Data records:
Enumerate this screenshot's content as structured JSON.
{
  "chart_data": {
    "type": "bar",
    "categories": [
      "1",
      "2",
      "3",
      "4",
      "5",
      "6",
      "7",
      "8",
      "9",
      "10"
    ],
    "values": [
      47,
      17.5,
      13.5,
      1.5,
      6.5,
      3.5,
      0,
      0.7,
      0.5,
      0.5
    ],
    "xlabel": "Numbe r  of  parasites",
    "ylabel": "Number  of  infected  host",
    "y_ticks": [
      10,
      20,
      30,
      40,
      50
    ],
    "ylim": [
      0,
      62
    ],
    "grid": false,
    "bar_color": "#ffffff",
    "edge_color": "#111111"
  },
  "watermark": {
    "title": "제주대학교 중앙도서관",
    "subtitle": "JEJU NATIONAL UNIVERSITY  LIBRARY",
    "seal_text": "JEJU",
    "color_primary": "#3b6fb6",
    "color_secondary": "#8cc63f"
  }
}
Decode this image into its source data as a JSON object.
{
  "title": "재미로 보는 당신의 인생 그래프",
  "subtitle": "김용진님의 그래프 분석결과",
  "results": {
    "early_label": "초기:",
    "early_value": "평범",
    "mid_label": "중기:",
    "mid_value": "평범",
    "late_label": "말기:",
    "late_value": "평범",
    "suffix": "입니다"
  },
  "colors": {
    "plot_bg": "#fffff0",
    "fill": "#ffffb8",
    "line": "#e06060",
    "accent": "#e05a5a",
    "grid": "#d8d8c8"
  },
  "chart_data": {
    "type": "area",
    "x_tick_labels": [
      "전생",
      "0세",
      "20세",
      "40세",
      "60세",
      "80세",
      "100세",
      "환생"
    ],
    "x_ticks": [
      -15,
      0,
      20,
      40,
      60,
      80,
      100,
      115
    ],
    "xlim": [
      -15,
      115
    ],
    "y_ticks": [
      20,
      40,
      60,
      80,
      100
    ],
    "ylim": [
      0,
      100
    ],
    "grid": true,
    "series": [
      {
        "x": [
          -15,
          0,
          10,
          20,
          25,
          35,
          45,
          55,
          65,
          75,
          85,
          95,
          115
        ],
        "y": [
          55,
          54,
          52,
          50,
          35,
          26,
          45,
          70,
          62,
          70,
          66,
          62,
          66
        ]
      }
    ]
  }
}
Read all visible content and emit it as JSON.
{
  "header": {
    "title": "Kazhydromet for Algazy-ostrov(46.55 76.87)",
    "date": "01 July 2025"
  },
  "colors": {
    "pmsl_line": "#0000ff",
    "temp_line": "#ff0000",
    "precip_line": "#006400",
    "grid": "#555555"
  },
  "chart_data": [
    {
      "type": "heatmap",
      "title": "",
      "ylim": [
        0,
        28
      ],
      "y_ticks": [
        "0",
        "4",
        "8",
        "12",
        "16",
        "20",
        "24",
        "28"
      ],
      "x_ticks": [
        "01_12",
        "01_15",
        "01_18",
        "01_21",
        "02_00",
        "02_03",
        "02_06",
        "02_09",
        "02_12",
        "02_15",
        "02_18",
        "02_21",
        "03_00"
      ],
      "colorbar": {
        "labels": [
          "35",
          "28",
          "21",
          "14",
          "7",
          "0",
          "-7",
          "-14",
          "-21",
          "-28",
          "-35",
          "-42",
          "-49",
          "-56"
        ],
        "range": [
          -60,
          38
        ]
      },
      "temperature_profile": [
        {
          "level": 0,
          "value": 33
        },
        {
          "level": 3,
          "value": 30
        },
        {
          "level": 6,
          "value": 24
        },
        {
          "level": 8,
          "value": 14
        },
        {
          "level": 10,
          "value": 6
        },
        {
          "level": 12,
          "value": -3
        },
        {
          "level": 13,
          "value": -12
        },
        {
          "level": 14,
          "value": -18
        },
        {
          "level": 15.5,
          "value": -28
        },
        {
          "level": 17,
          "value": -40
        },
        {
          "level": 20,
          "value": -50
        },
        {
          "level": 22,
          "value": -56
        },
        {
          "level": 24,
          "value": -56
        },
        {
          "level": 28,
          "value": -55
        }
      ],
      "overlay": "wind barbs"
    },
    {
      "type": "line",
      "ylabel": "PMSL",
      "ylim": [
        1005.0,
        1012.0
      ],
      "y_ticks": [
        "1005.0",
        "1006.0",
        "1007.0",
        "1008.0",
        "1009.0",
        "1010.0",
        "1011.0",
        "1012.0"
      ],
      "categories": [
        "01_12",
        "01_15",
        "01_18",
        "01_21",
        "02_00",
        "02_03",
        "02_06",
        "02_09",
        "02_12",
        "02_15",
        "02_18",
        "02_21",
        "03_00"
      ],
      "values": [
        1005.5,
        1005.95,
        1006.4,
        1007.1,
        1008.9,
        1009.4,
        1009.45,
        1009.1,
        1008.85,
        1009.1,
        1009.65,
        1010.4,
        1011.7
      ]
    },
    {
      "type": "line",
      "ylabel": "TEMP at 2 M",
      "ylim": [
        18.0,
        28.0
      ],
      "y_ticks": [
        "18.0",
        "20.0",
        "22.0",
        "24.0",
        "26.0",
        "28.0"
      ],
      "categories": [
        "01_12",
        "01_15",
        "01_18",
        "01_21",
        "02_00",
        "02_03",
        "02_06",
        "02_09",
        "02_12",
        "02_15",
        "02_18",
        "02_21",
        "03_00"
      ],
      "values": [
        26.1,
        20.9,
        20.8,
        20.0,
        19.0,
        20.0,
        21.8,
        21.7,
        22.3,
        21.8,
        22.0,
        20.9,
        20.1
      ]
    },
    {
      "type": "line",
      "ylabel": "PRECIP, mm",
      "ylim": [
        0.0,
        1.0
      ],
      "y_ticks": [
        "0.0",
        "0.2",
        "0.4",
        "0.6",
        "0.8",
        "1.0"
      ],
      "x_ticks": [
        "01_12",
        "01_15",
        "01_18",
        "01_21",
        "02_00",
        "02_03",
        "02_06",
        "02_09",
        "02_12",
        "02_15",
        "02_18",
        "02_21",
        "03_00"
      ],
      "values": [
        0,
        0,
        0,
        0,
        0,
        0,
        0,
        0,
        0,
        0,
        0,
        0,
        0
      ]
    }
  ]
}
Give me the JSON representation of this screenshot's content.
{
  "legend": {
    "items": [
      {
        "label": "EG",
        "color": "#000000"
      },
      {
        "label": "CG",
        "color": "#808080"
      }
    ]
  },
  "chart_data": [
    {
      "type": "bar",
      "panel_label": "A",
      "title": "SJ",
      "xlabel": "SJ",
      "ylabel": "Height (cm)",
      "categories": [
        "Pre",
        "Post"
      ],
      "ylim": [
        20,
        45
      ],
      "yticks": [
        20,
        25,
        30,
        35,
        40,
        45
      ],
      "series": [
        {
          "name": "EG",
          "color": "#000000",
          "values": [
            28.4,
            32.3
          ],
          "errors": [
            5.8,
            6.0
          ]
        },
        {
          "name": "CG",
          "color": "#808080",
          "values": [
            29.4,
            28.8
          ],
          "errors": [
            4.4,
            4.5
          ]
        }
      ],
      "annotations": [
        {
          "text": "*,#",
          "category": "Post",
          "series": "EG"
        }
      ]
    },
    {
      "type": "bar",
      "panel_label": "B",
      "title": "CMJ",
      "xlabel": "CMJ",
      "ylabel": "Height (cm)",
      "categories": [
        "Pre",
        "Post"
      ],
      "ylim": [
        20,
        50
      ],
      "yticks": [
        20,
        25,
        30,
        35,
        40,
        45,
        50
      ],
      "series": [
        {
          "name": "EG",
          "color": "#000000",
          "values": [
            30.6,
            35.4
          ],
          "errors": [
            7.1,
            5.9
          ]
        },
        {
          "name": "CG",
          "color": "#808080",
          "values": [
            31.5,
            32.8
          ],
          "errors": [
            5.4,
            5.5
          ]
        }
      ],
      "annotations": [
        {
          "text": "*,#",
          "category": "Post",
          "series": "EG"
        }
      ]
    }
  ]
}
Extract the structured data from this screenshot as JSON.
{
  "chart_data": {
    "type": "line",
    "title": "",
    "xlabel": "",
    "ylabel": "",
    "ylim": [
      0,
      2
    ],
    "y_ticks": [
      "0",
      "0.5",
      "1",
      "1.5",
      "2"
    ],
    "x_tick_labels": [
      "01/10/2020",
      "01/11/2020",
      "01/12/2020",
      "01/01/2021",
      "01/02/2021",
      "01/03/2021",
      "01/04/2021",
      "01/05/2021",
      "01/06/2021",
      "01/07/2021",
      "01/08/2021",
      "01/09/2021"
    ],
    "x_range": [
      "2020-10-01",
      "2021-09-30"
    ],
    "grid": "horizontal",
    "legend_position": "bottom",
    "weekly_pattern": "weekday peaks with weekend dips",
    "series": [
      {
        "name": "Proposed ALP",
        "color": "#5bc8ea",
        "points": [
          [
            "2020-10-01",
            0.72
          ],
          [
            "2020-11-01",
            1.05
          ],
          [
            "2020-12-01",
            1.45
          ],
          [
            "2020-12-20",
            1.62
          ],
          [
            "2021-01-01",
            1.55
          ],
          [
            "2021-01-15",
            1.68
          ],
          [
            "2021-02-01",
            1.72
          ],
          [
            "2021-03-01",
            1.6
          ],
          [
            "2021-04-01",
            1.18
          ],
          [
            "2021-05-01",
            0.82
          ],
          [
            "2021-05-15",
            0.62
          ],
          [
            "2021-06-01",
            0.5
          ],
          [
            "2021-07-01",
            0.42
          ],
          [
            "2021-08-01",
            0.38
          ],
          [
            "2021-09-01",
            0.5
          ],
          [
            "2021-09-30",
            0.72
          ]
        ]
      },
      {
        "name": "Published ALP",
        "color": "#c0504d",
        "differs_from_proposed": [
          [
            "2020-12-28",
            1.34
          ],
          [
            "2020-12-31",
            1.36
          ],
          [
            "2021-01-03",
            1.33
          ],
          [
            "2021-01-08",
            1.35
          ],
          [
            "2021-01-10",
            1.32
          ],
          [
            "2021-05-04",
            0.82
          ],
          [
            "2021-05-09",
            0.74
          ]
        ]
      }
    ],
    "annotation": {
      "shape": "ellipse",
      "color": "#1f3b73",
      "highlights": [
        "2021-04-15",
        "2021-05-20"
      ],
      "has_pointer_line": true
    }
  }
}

TASK: What count of lines in the listing contain the word "subtitle"? Reply with the number only.

OUTPUT: 2